## REQUIREMENT
Write out the whole listing again, exactly as given.

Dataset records
◆ ◆ ◆

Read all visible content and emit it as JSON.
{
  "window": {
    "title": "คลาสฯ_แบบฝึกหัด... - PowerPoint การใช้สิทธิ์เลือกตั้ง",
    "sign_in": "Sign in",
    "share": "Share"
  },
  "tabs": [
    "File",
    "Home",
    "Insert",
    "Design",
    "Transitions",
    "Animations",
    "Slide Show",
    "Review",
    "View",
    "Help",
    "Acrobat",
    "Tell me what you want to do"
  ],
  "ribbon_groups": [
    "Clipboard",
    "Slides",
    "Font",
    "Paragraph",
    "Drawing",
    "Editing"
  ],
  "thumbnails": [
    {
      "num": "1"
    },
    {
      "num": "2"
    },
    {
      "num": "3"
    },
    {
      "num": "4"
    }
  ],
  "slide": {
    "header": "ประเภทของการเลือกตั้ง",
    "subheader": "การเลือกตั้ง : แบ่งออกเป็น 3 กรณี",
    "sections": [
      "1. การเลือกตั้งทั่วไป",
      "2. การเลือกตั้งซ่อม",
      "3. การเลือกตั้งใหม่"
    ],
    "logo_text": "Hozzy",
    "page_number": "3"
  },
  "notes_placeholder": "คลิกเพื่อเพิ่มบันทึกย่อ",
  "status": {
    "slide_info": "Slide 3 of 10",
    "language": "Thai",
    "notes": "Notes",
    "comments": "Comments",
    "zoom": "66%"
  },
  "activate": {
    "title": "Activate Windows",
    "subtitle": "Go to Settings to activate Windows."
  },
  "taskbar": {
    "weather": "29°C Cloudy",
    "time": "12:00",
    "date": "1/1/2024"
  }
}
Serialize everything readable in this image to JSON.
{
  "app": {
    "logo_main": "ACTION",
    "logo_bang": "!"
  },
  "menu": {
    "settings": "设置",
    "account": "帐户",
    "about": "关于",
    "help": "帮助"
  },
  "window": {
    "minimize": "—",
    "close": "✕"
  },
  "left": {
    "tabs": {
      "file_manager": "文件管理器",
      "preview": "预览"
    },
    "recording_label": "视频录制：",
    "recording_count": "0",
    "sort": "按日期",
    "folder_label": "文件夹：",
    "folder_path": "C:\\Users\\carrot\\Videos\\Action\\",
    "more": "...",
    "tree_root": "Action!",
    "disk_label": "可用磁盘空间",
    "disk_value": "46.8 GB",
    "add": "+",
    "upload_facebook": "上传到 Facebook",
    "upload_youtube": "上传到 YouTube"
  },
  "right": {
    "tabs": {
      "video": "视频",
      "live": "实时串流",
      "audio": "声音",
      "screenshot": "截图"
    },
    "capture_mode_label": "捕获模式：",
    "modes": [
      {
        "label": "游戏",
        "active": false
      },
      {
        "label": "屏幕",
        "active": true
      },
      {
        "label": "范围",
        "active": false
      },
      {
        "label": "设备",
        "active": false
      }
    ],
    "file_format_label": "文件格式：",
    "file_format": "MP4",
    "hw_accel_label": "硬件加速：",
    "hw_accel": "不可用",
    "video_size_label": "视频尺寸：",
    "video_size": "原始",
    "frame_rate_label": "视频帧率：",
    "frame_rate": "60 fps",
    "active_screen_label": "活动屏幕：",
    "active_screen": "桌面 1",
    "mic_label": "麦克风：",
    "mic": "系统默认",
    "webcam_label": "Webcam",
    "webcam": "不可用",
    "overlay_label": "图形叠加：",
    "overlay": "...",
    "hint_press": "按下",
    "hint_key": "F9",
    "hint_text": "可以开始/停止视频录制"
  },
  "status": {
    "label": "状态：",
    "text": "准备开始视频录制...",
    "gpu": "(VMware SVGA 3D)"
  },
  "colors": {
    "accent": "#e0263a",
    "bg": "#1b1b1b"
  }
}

◆ ◆ ◆

## ANSWER FOR THIS EXERCISE
Read all visible content and emit it as JSON.
{
  "window": {
    "title": "คลาสฯ_แบบฝึกหัด... - PowerPoint การใช้สิทธิ์เลือกตั้ง",
    "sign_in": "Sign in",
    "share": "Share"
  },
  "tabs": [
    "File",
    "Home",
    "Insert",
    "Design",
    "Transitions",
    "Animations",
    "Slide Show",
    "Review",
    "View",
    "Help",
    "Acrobat",
    "Tell me what you want to do"
  ],
  "ribbon_groups": [
    "Clipboard",
    "Slides",
    "Font",
    "Paragraph",
    "Drawing",
    "Editing"
  ],
  "thumbnails": [
    {
      "num": "1"
    },
    {
      "num": "2"
    },
    {
      "num": "3"
    },
    {
      "num": "4"
    }
  ],
  "slide": {
    "header": "ประเภทของการเลือกตั้ง",
    "subheader": "การเลือกตั้ง : แบ่งออกเป็น 3 กรณี",
    "sections": [
      "1. การเลือกตั้งทั่วไป",
      "2. การเลือกตั้งซ่อม",
      "3. การเลือกตั้งใหม่"
    ],
    "logo_text": "Hozzy",
    "page_number": "3"
  },
  "notes_placeholder": "คลิกเพื่อเพิ่มบันทึกย่อ",
  "status": {
    "slide_info": "Slide 3 of 10",
    "language": "Thai",
    "notes": "Notes",
    "comments": "Comments",
    "zoom": "66%"
  },
  "activate": {
    "title": "Activate Windows",
    "subtitle": "Go to Settings to activate Windows."
  },
  "taskbar": {
    "weather": "29°C Cloudy",
    "time": "12:00",
    "date": "1/1/2024"
  }
}
Serialize everything readable in this image to JSON.
{
  "app": {
    "logo_main": "ACTION",
    "logo_bang": "!"
  },
  "menu": {
    "settings": "设置",
    "account": "帐户",
    "about": "关于",
    "help": "帮助"
  },
  "window": {
    "minimize": "—",
    "close": "✕"
  },
  "left": {
    "tabs": {
      "file_manager": "文件管理器",
      "preview": "预览"
    },
    "recording_label": "视频录制：",
    "recording_count": "0",
    "sort": "按日期",
    "folder_label": "文件夹：",
    "folder_path": "C:\\Users\\carrot\\Videos\\Action\\",
    "more": "...",
    "tree_root": "Action!",
    "disk_label": "可用磁盘空间",
    "disk_value": "46.8 GB",
    "add": "+",
    "upload_facebook": "上传到 Facebook",
    "upload_youtube": "上传到 YouTube"
  },
  "right": {
    "tabs": {
      "video": "视频",
      "live": "实时串流",
      "audio": "声音",
      "screenshot": "截图"
    },
    "capture_mode_label": "捕获模式：",
    "modes": [
      {
        "label": "游戏",
        "active": false
      },
      {
        "label": "屏幕",
        "active": true
      },
      {
        "label": "范围",
        "active": false
      },
      {
        "label": "设备",
        "active": false
      }
    ],
    "file_format_label": "文件格式：",
    "file_format": "MP4",
    "hw_accel_label": "硬件加速：",
    "hw_accel": "不可用",
    "video_size_label": "视频尺寸：",
    "video_size": "原始",
    "frame_rate_label": "视频帧率：",
    "frame_rate": "60 fps",
    "active_screen_label": "活动屏幕：",
    "active_screen": "桌面 1",
    "mic_label": "麦克风：",
    "mic": "系统默认",
    "webcam_label": "Webcam",
    "webcam": "不可用",
    "overlay_label": "图形叠加：",
    "overlay": "...",
    "hint_press": "按下",
    "hint_key": "F9",
    "hint_text": "可以开始/停止视频录制"
  },
  "status": {
    "label": "状态：",
    "text": "准备开始视频录制...",
    "gpu": "(VMware SVGA 3D)"
  },
  "colors": {
    "accent": "#e0263a",
    "bg": "#1b1b1b"
  }
}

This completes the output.